2. Extended Python Task (Highly Recommended):
o The file no_mark_but_recommended.xlsx includes data on four types of cyberattacks instead of two (as in the original Python notebook). Your task is to extend the existing Python code to handle the additional attack types and reproduce the results for all four.
o This part of the assignment is optional but strongly recommended. If you skip this, I will not accept later suggestions to avoid using Python for future assignments.
o Completing this task will demonstrate your ability to work with Python and adapt to extended datasets. Please upload the updated version of this file as part of your submission to ensure we are confident in the class‘s overall readiness for Python–based assignments.
Homework 1
Summary of Required Actions:
• Mandatory: Complete the Phishing_Data_HW_Excel.xlsx file for marking.
• Highly Recommended: Extend the Python code using no_mark_but_recommended.xlsx and submit the file to demonstrate proficiency in Python.
If you have any questions, refer back to the recorded office hour or reach out for further clarification.
Good luck, and I look forward to your submissions!
Important Note on GenAI:
• GenAI is allowed! While the use of Python is an important aspect of this course, Python programming skills will not be the focus of your evaluation. Instead, what matters most is your statistical understanding, your ability to tell a clear and compelling story with data, and the quality of your writing. These will be the key factors in your assessment throughout the course.
Best,
ProfT

Problem 1: Write out the assignment text from "Important Note on" up to and including "throughout the course.", substituting "generative AI" for "GenAI".
Problem 2: Turn the paragraph of the assignment text that begins "GenAI is allowed!" into a short bulleted list that keeps its main points.
Problem 3: Based on the assignment text, answer yes or no for each statement and quote the words that decide it: (a) The extended Python task is optional. (b) The original Python notebook covered four types of cyberattacks. (c) The Phishing_Data_HW_Excel.xlsx file is to be completed for marking.
The lines after the assignment text are separate material.

Data extract:

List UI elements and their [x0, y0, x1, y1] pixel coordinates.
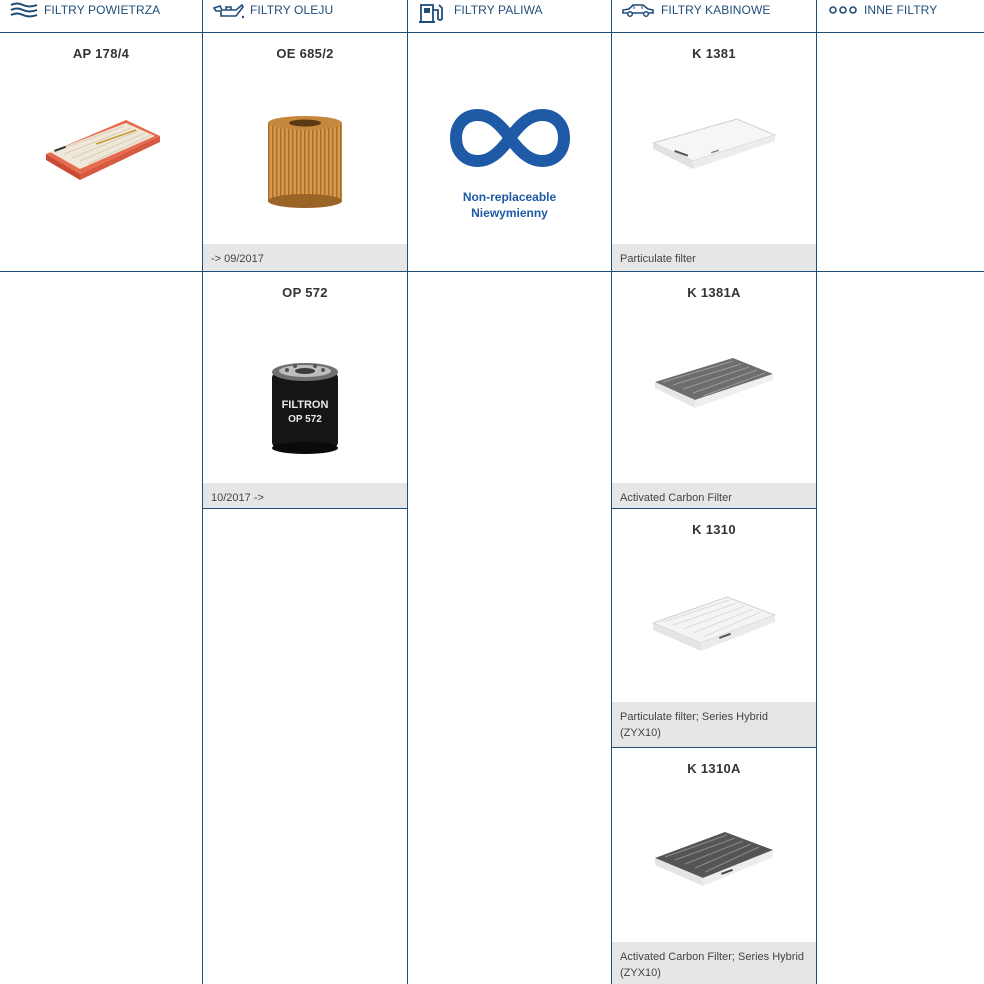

Written response 1:
Important Note on generative AI:
• generative AI is allowed! While the use of Python is an important aspect of this course, Python programming skills will not be the focus of your evaluation. Instead, what matters most is your statistical understanding, your ability to tell a clear and compelling story with data, and the quality of your writing. These will be the key factors in your assessment throughout the course.

Written response 2:
- GenAI may be used.
- Python is an important part of the course, but Python programming skills will not be the focus of evaluation.
- What matters most is statistical understanding, the ability to tell a clear and compelling story with data, and the quality of writing.
- These are the key factors in assessment throughout the course.

Written response 3:
(a) Yes: "This part of the assignment is optional but strongly recommended."
(b) No: "four types of cyberattacks instead of two (as in the original Python notebook)"
(c) Yes: "Mandatory: Complete the Phishing_Data_HW_Excel.xlsx file for marking."